→ **EXERCISE TASK**
Return all entries word for word, but drop any images.

** BEGIN **

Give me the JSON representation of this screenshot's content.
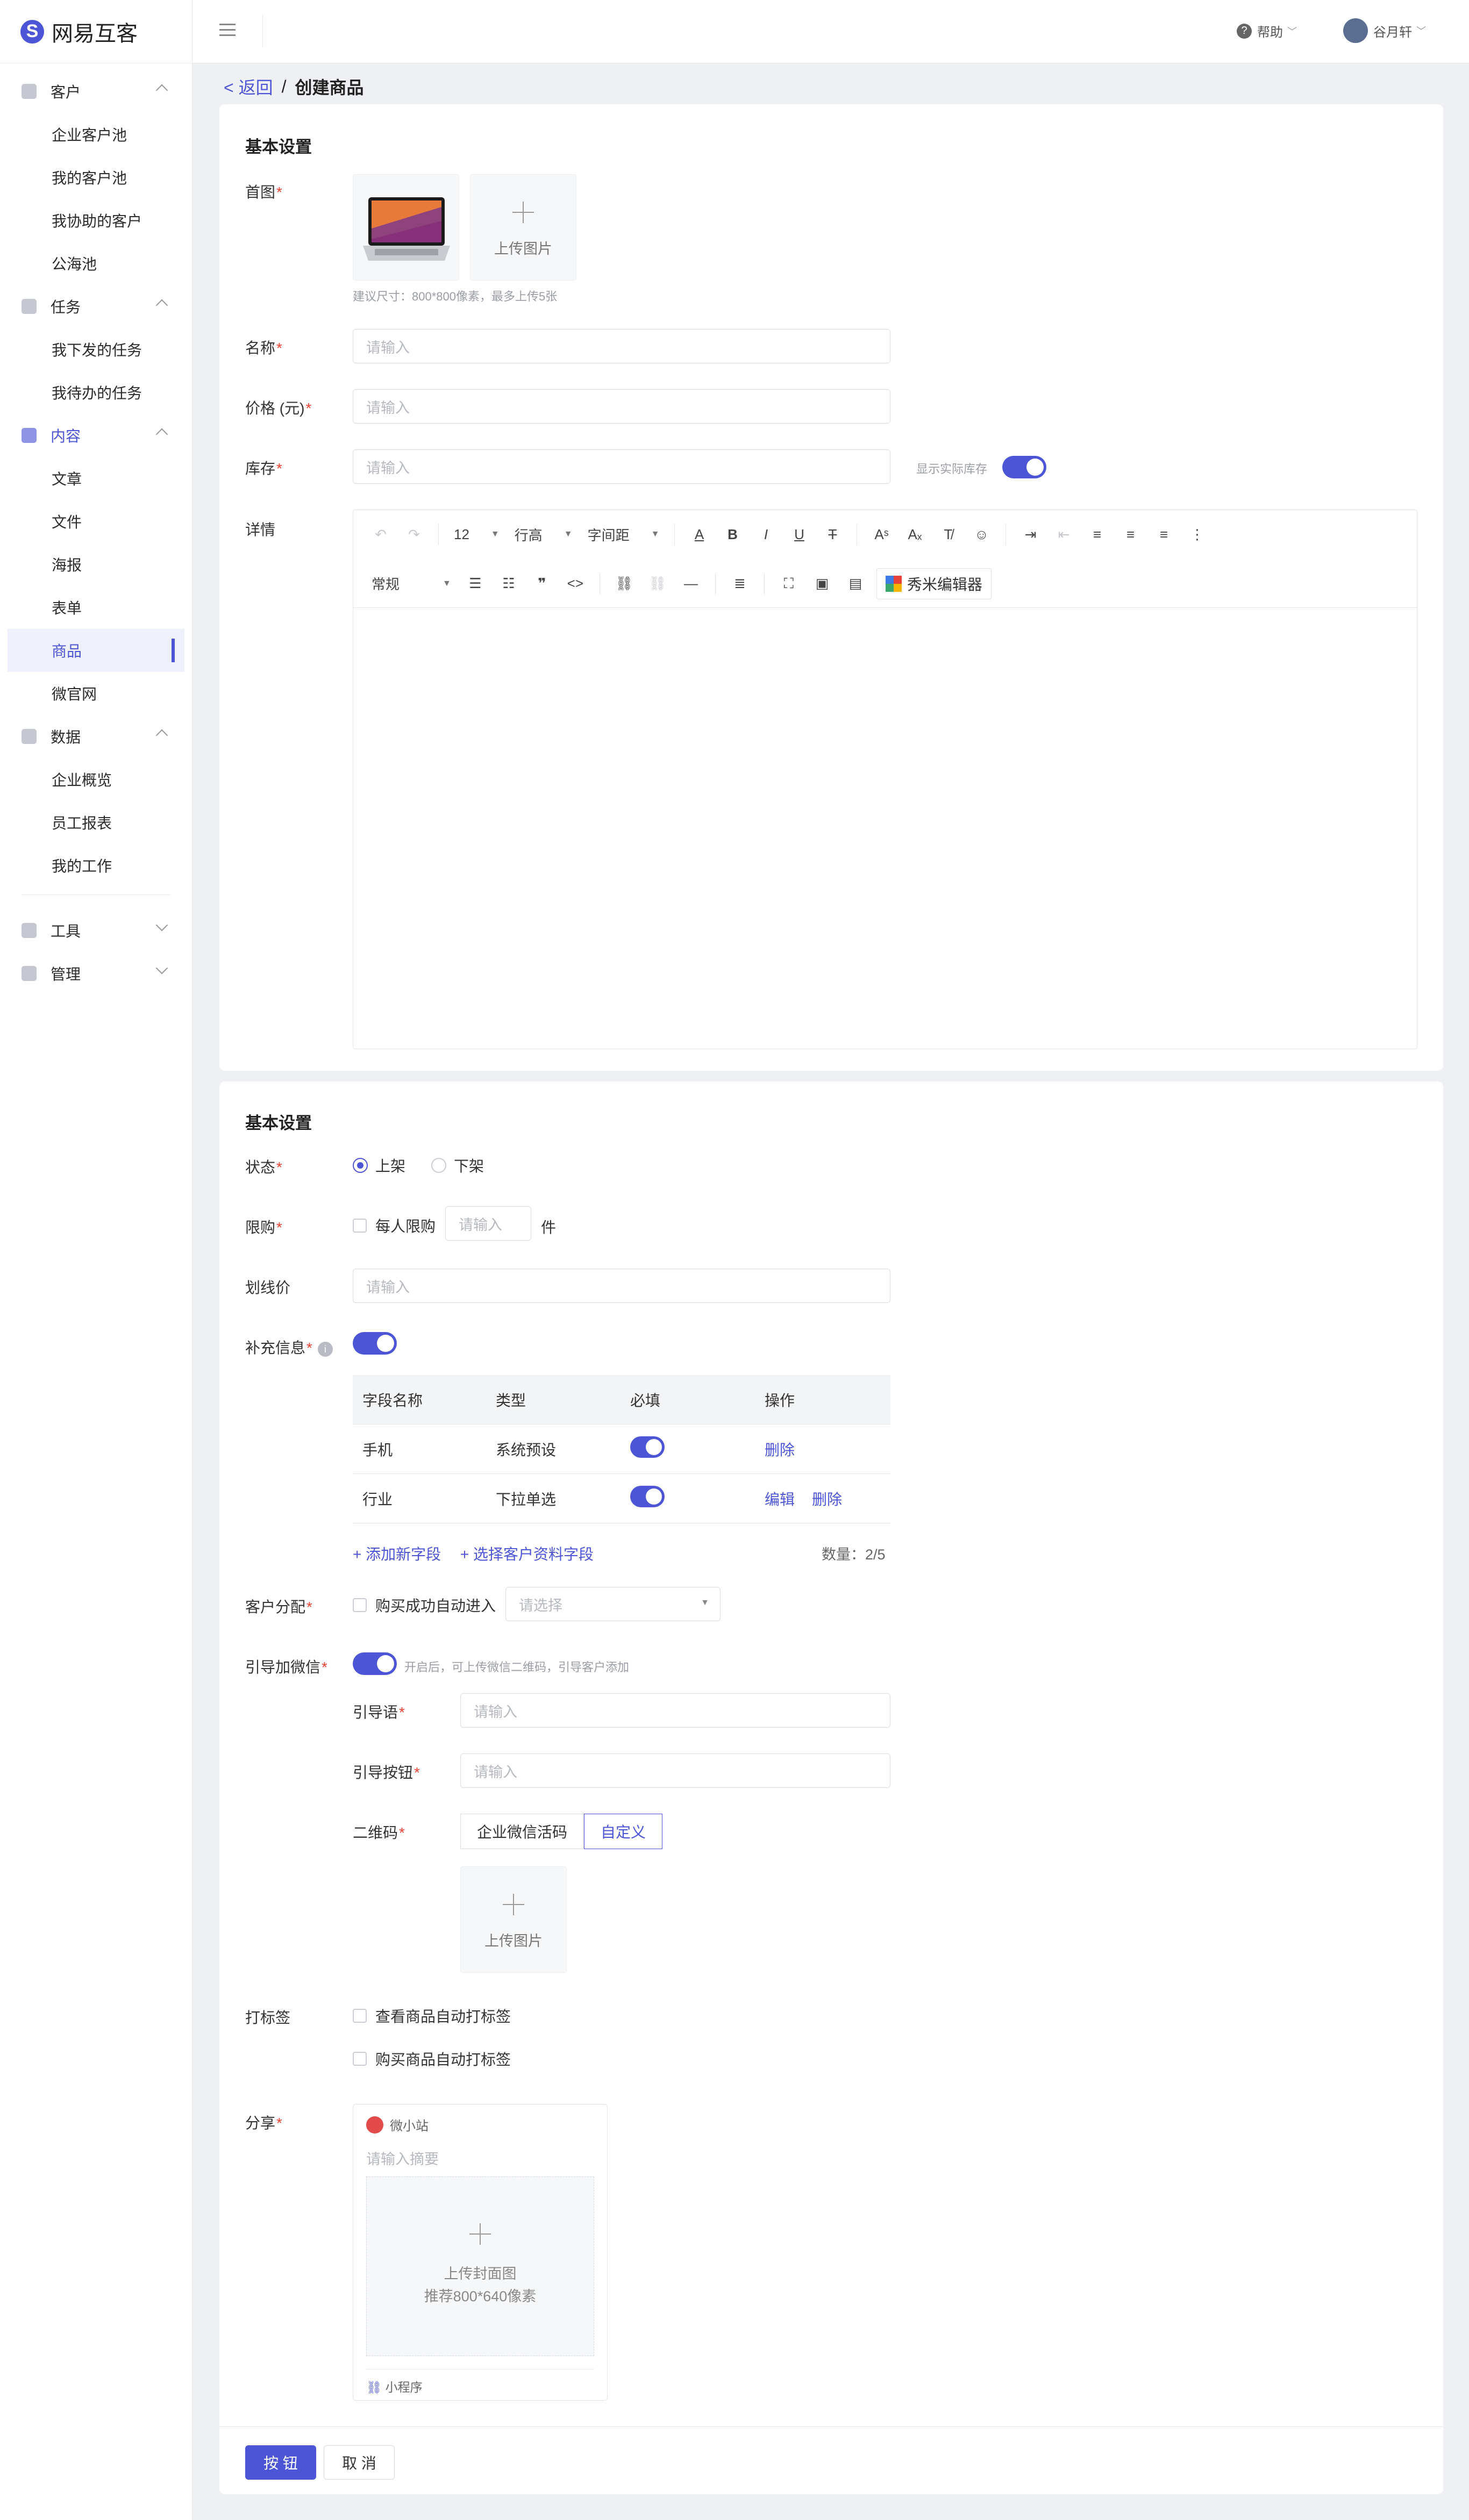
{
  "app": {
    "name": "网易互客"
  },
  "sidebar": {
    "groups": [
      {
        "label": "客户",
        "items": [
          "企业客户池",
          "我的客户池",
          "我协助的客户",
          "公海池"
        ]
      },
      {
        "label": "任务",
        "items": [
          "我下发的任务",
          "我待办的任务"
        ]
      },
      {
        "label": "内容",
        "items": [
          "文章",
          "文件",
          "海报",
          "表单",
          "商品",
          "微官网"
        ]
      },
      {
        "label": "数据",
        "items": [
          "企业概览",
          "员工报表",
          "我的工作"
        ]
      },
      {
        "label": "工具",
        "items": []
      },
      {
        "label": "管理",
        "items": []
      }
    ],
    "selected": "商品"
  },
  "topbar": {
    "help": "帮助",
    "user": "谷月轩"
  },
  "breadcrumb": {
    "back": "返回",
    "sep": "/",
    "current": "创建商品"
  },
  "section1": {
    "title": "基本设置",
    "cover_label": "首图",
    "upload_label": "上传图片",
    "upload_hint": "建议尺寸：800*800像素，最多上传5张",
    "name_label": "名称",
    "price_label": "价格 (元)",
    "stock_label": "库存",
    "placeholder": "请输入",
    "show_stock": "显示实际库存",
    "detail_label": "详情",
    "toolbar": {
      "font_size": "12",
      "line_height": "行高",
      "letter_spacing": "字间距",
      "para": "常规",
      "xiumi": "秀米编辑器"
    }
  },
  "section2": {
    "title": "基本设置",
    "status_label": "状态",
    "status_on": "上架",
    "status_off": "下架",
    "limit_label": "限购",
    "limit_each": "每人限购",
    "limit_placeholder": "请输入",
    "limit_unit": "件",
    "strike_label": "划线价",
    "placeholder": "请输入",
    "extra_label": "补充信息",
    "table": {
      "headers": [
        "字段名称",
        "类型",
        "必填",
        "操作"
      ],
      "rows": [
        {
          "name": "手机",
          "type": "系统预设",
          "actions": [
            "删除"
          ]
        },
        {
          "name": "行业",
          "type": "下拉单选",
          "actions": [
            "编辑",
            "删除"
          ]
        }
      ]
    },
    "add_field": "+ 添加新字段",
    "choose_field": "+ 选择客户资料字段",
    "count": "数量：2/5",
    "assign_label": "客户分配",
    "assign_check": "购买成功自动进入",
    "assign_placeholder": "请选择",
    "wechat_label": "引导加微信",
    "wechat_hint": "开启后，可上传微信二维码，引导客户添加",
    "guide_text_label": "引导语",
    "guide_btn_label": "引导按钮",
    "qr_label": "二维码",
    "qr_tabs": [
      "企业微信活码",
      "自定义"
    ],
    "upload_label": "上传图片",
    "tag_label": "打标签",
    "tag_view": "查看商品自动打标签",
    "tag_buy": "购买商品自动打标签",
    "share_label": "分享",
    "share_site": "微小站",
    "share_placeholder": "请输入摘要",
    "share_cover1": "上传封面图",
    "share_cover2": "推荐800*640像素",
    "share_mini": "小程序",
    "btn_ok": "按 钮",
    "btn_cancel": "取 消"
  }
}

** END **

→ **WRITTEN SOLUTION**
Give me the JSON representation of this screenshot's content.
{
  "app": {
    "name": "网易互客"
  },
  "sidebar": {
    "groups": [
      {
        "label": "客户",
        "items": [
          "企业客户池",
          "我的客户池",
          "我协助的客户",
          "公海池"
        ]
      },
      {
        "label": "任务",
        "items": [
          "我下发的任务",
          "我待办的任务"
        ]
      },
      {
        "label": "内容",
        "items": [
          "文章",
          "文件",
          "海报",
          "表单",
          "商品",
          "微官网"
        ]
      },
      {
        "label": "数据",
        "items": [
          "企业概览",
          "员工报表",
          "我的工作"
        ]
      },
      {
        "label": "工具",
        "items": []
      },
      {
        "label": "管理",
        "items": []
      }
    ],
    "selected": "商品"
  },
  "topbar": {
    "help": "帮助",
    "user": "谷月轩"
  },
  "breadcrumb": {
    "back": "返回",
    "sep": "/",
    "current": "创建商品"
  },
  "section1": {
    "title": "基本设置",
    "cover_label": "首图",
    "upload_label": "上传图片",
    "upload_hint": "建议尺寸：800*800像素，最多上传5张",
    "name_label": "名称",
    "price_label": "价格 (元)",
    "stock_label": "库存",
    "placeholder": "请输入",
    "show_stock": "显示实际库存",
    "detail_label": "详情",
    "toolbar": {
      "font_size": "12",
      "line_height": "行高",
      "letter_spacing": "字间距",
      "para": "常规",
      "xiumi": "秀米编辑器"
    }
  },
  "section2": {
    "title": "基本设置",
    "status_label": "状态",
    "status_on": "上架",
    "status_off": "下架",
    "limit_label": "限购",
    "limit_each": "每人限购",
    "limit_placeholder": "请输入",
    "limit_unit": "件",
    "strike_label": "划线价",
    "placeholder": "请输入",
    "extra_label": "补充信息",
    "table": {
      "headers": [
        "字段名称",
        "类型",
        "必填",
        "操作"
      ],
      "rows": [
        {
          "name": "手机",
          "type": "系统预设",
          "actions": [
            "删除"
          ]
        },
        {
          "name": "行业",
          "type": "下拉单选",
          "actions": [
            "编辑",
            "删除"
          ]
        }
      ]
    },
    "add_field": "+ 添加新字段",
    "choose_field": "+ 选择客户资料字段",
    "count": "数量：2/5",
    "assign_label": "客户分配",
    "assign_check": "购买成功自动进入",
    "assign_placeholder": "请选择",
    "wechat_label": "引导加微信",
    "wechat_hint": "开启后，可上传微信二维码，引导客户添加",
    "guide_text_label": "引导语",
    "guide_btn_label": "引导按钮",
    "qr_label": "二维码",
    "qr_tabs": [
      "企业微信活码",
      "自定义"
    ],
    "upload_label": "上传图片",
    "tag_label": "打标签",
    "tag_view": "查看商品自动打标签",
    "tag_buy": "购买商品自动打标签",
    "share_label": "分享",
    "share_site": "微小站",
    "share_placeholder": "请输入摘要",
    "share_cover1": "上传封面图",
    "share_cover2": "推荐800*640像素",
    "share_mini": "小程序",
    "btn_ok": "按 钮",
    "btn_cancel": "取 消"
  }
}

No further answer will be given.